Entries taken from a collection:
* Begin *

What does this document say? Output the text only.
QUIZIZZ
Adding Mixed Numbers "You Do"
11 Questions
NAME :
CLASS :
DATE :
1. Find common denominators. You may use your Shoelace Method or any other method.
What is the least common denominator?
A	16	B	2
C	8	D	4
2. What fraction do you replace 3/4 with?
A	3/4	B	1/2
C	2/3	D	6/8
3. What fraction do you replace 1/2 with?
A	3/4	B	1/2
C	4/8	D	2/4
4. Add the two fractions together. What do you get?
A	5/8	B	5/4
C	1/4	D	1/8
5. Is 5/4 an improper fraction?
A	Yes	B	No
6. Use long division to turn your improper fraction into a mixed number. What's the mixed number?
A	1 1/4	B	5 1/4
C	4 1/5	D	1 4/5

* End *

- **Task directions**
Copy out all of the records shown above exactly.

- **Expected output**
What does this document say? Output the text only.
QUIZIZZ
Adding Mixed Numbers "You Do"
11 Questions
NAME :
CLASS :
DATE :
1. Find common denominators. You may use your Shoelace Method or any other method.
What is the least common denominator?
A	16	B	2
C	8	D	4
2. What fraction do you replace 3/4 with?
A	3/4	B	1/2
C	2/3	D	6/8
3. What fraction do you replace 1/2 with?
A	3/4	B	1/2
C	4/8	D	2/4
4. Add the two fractions together. What do you get?
A	5/8	B	5/4
C	1/4	D	1/8
5. Is 5/4 an improper fraction?
A	Yes	B	No
6. Use long division to turn your improper fraction into a mixed number. What's the mixed number?
A	1 1/4	B	5 1/4
C	4 1/5	D	1 4/5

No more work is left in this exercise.